TASK TO CARRY OUT →
Below is a set of records. Repeat all of them exactly.

(Figure contents as structured data)

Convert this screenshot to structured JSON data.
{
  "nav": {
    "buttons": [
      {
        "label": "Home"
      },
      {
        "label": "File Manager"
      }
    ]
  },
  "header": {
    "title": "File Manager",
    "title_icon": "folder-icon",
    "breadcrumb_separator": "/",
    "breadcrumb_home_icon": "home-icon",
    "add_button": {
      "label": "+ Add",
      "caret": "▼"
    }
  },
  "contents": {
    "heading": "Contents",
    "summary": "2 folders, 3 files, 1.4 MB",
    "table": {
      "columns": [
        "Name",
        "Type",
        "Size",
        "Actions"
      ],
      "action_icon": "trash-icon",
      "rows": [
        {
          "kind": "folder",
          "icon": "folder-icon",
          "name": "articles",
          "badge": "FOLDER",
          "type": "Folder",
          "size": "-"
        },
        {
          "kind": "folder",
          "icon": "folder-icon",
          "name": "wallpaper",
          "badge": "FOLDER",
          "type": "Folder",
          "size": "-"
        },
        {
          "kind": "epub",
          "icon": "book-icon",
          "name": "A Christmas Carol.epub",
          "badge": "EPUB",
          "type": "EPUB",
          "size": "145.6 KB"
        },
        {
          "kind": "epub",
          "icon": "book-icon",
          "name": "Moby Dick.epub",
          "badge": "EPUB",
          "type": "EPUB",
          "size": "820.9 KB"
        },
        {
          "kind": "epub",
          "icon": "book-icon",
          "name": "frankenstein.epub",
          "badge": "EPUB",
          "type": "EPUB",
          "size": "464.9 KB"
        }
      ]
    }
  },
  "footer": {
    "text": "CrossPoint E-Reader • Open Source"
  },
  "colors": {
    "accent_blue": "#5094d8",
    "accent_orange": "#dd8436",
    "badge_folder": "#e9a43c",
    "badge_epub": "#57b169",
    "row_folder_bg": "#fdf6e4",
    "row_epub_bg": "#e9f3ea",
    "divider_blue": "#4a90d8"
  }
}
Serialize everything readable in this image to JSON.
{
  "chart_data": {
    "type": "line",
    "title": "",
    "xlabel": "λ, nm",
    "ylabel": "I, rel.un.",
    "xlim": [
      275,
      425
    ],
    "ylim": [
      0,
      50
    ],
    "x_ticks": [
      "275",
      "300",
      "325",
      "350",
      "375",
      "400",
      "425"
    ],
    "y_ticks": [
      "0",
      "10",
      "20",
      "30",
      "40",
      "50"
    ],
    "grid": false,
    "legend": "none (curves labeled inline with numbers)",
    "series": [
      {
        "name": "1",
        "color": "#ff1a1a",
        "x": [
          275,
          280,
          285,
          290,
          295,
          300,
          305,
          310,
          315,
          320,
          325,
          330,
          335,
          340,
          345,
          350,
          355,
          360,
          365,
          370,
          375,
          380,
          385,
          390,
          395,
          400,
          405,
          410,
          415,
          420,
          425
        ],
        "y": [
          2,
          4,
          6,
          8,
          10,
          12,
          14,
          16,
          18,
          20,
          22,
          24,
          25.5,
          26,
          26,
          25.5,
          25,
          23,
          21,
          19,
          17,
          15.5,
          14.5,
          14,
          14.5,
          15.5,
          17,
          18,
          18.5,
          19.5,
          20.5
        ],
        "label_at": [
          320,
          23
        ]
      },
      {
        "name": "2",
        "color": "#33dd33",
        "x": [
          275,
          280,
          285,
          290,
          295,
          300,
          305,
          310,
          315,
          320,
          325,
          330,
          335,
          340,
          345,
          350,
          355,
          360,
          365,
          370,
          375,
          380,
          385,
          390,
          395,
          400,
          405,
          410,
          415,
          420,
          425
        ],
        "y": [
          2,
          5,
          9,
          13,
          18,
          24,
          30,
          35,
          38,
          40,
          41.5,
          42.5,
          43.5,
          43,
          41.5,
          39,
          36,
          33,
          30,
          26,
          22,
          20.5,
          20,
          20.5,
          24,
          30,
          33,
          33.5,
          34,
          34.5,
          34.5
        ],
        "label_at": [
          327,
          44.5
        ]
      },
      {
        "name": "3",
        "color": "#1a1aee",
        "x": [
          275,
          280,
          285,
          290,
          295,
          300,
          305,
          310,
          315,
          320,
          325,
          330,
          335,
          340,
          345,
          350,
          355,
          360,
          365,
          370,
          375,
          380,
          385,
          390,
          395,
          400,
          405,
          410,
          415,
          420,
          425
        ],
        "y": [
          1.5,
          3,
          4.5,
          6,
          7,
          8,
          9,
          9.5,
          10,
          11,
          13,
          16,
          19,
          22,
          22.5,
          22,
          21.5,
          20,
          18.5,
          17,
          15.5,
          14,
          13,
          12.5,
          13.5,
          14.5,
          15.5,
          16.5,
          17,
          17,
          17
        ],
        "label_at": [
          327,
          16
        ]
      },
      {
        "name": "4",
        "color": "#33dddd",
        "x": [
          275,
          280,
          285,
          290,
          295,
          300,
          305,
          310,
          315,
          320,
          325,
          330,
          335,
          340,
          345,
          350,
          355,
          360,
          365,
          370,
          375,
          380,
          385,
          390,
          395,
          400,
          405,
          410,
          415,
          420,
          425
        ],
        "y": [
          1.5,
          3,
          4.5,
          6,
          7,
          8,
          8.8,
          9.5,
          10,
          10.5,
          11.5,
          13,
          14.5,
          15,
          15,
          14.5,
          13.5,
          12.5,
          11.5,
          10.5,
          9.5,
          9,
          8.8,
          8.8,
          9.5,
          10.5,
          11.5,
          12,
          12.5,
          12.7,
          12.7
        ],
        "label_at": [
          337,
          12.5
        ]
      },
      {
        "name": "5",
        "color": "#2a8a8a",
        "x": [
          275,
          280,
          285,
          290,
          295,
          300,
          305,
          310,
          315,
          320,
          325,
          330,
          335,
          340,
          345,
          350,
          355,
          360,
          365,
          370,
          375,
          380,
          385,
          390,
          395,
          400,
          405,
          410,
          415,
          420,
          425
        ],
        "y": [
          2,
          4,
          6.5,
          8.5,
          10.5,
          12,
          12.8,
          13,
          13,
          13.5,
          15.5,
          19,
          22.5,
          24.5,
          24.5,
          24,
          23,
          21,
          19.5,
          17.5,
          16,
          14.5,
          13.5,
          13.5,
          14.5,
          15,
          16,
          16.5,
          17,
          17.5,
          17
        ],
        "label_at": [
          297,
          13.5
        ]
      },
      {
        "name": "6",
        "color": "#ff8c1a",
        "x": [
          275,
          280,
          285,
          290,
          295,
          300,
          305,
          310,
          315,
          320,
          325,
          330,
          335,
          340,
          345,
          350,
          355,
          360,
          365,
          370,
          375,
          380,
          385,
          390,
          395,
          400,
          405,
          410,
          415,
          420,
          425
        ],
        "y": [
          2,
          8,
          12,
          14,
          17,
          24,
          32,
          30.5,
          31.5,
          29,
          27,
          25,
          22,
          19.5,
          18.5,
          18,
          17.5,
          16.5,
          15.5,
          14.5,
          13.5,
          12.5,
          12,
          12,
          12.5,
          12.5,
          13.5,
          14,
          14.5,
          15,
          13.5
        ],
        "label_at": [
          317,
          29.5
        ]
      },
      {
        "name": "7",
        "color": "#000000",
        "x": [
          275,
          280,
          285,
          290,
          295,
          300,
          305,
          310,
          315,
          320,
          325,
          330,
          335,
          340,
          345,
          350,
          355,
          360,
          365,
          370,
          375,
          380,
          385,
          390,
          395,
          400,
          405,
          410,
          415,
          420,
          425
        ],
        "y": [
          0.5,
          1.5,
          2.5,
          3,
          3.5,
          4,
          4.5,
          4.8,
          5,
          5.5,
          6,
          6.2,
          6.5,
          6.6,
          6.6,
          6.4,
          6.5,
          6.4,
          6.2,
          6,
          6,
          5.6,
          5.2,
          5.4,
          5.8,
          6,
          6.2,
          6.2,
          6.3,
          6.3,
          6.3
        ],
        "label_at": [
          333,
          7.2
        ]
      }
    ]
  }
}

COMPLETE RESPONSE →
Convert this screenshot to structured JSON data.
{
  "nav": {
    "buttons": [
      {
        "label": "Home"
      },
      {
        "label": "File Manager"
      }
    ]
  },
  "header": {
    "title": "File Manager",
    "title_icon": "folder-icon",
    "breadcrumb_separator": "/",
    "breadcrumb_home_icon": "home-icon",
    "add_button": {
      "label": "+ Add",
      "caret": "▼"
    }
  },
  "contents": {
    "heading": "Contents",
    "summary": "2 folders, 3 files, 1.4 MB",
    "table": {
      "columns": [
        "Name",
        "Type",
        "Size",
        "Actions"
      ],
      "action_icon": "trash-icon",
      "rows": [
        {
          "kind": "folder",
          "icon": "folder-icon",
          "name": "articles",
          "badge": "FOLDER",
          "type": "Folder",
          "size": "-"
        },
        {
          "kind": "folder",
          "icon": "folder-icon",
          "name": "wallpaper",
          "badge": "FOLDER",
          "type": "Folder",
          "size": "-"
        },
        {
          "kind": "epub",
          "icon": "book-icon",
          "name": "A Christmas Carol.epub",
          "badge": "EPUB",
          "type": "EPUB",
          "size": "145.6 KB"
        },
        {
          "kind": "epub",
          "icon": "book-icon",
          "name": "Moby Dick.epub",
          "badge": "EPUB",
          "type": "EPUB",
          "size": "820.9 KB"
        },
        {
          "kind": "epub",
          "icon": "book-icon",
          "name": "frankenstein.epub",
          "badge": "EPUB",
          "type": "EPUB",
          "size": "464.9 KB"
        }
      ]
    }
  },
  "footer": {
    "text": "CrossPoint E-Reader • Open Source"
  },
  "colors": {
    "accent_blue": "#5094d8",
    "accent_orange": "#dd8436",
    "badge_folder": "#e9a43c",
    "badge_epub": "#57b169",
    "row_folder_bg": "#fdf6e4",
    "row_epub_bg": "#e9f3ea",
    "divider_blue": "#4a90d8"
  }
}
Serialize everything readable in this image to JSON.
{
  "chart_data": {
    "type": "line",
    "title": "",
    "xlabel": "λ, nm",
    "ylabel": "I, rel.un.",
    "xlim": [
      275,
      425
    ],
    "ylim": [
      0,
      50
    ],
    "x_ticks": [
      "275",
      "300",
      "325",
      "350",
      "375",
      "400",
      "425"
    ],
    "y_ticks": [
      "0",
      "10",
      "20",
      "30",
      "40",
      "50"
    ],
    "grid": false,
    "legend": "none (curves labeled inline with numbers)",
    "series": [
      {
        "name": "1",
        "color": "#ff1a1a",
        "x": [
          275,
          280,
          285,
          290,
          295,
          300,
          305,
          310,
          315,
          320,
          325,
          330,
          335,
          340,
          345,
          350,
          355,
          360,
          365,
          370,
          375,
          380,
          385,
          390,
          395,
          400,
          405,
          410,
          415,
          420,
          425
        ],
        "y": [
          2,
          4,
          6,
          8,
          10,
          12,
          14,
          16,
          18,
          20,
          22,
          24,
          25.5,
          26,
          26,
          25.5,
          25,
          23,
          21,
          19,
          17,
          15.5,
          14.5,
          14,
          14.5,
          15.5,
          17,
          18,
          18.5,
          19.5,
          20.5
        ],
        "label_at": [
          320,
          23
        ]
      },
      {
        "name": "2",
        "color": "#33dd33",
        "x": [
          275,
          280,
          285,
          290,
          295,
          300,
          305,
          310,
          315,
          320,
          325,
          330,
          335,
          340,
          345,
          350,
          355,
          360,
          365,
          370,
          375,
          380,
          385,
          390,
          395,
          400,
          405,
          410,
          415,
          420,
          425
        ],
        "y": [
          2,
          5,
          9,
          13,
          18,
          24,
          30,
          35,
          38,
          40,
          41.5,
          42.5,
          43.5,
          43,
          41.5,
          39,
          36,
          33,
          30,
          26,
          22,
          20.5,
          20,
          20.5,
          24,
          30,
          33,
          33.5,
          34,
          34.5,
          34.5
        ],
        "label_at": [
          327,
          44.5
        ]
      },
      {
        "name": "3",
        "color": "#1a1aee",
        "x": [
          275,
          280,
          285,
          290,
          295,
          300,
          305,
          310,
          315,
          320,
          325,
          330,
          335,
          340,
          345,
          350,
          355,
          360,
          365,
          370,
          375,
          380,
          385,
          390,
          395,
          400,
          405,
          410,
          415,
          420,
          425
        ],
        "y": [
          1.5,
          3,
          4.5,
          6,
          7,
          8,
          9,
          9.5,
          10,
          11,
          13,
          16,
          19,
          22,
          22.5,
          22,
          21.5,
          20,
          18.5,
          17,
          15.5,
          14,
          13,
          12.5,
          13.5,
          14.5,
          15.5,
          16.5,
          17,
          17,
          17
        ],
        "label_at": [
          327,
          16
        ]
      },
      {
        "name": "4",
        "color": "#33dddd",
        "x": [
          275,
          280,
          285,
          290,
          295,
          300,
          305,
          310,
          315,
          320,
          325,
          330,
          335,
          340,
          345,
          350,
          355,
          360,
          365,
          370,
          375,
          380,
          385,
          390,
          395,
          400,
          405,
          410,
          415,
          420,
          425
        ],
        "y": [
          1.5,
          3,
          4.5,
          6,
          7,
          8,
          8.8,
          9.5,
          10,
          10.5,
          11.5,
          13,
          14.5,
          15,
          15,
          14.5,
          13.5,
          12.5,
          11.5,
          10.5,
          9.5,
          9,
          8.8,
          8.8,
          9.5,
          10.5,
          11.5,
          12,
          12.5,
          12.7,
          12.7
        ],
        "label_at": [
          337,
          12.5
        ]
      },
      {
        "name": "5",
        "color": "#2a8a8a",
        "x": [
          275,
          280,
          285,
          290,
          295,
          300,
          305,
          310,
          315,
          320,
          325,
          330,
          335,
          340,
          345,
          350,
          355,
          360,
          365,
          370,
          375,
          380,
          385,
          390,
          395,
          400,
          405,
          410,
          415,
          420,
          425
        ],
        "y": [
          2,
          4,
          6.5,
          8.5,
          10.5,
          12,
          12.8,
          13,
          13,
          13.5,
          15.5,
          19,
          22.5,
          24.5,
          24.5,
          24,
          23,
          21,
          19.5,
          17.5,
          16,
          14.5,
          13.5,
          13.5,
          14.5,
          15,
          16,
          16.5,
          17,
          17.5,
          17
        ],
        "label_at": [
          297,
          13.5
        ]
      },
      {
        "name": "6",
        "color": "#ff8c1a",
        "x": [
          275,
          280,
          285,
          290,
          295,
          300,
          305,
          310,
          315,
          320,
          325,
          330,
          335,
          340,
          345,
          350,
          355,
          360,
          365,
          370,
          375,
          380,
          385,
          390,
          395,
          400,
          405,
          410,
          415,
          420,
          425
        ],
        "y": [
          2,
          8,
          12,
          14,
          17,
          24,
          32,
          30.5,
          31.5,
          29,
          27,
          25,
          22,
          19.5,
          18.5,
          18,
          17.5,
          16.5,
          15.5,
          14.5,
          13.5,
          12.5,
          12,
          12,
          12.5,
          12.5,
          13.5,
          14,
          14.5,
          15,
          13.5
        ],
        "label_at": [
          317,
          29.5
        ]
      },
      {
        "name": "7",
        "color": "#000000",
        "x": [
          275,
          280,
          285,
          290,
          295,
          300,
          305,
          310,
          315,
          320,
          325,
          330,
          335,
          340,
          345,
          350,
          355,
          360,
          365,
          370,
          375,
          380,
          385,
          390,
          395,
          400,
          405,
          410,
          415,
          420,
          425
        ],
        "y": [
          0.5,
          1.5,
          2.5,
          3,
          3.5,
          4,
          4.5,
          4.8,
          5,
          5.5,
          6,
          6.2,
          6.5,
          6.6,
          6.6,
          6.4,
          6.5,
          6.4,
          6.2,
          6,
          6,
          5.6,
          5.2,
          5.4,
          5.8,
          6,
          6.2,
          6.2,
          6.3,
          6.3,
          6.3
        ],
        "label_at": [
          333,
          7.2
        ]
      }
    ]
  }
}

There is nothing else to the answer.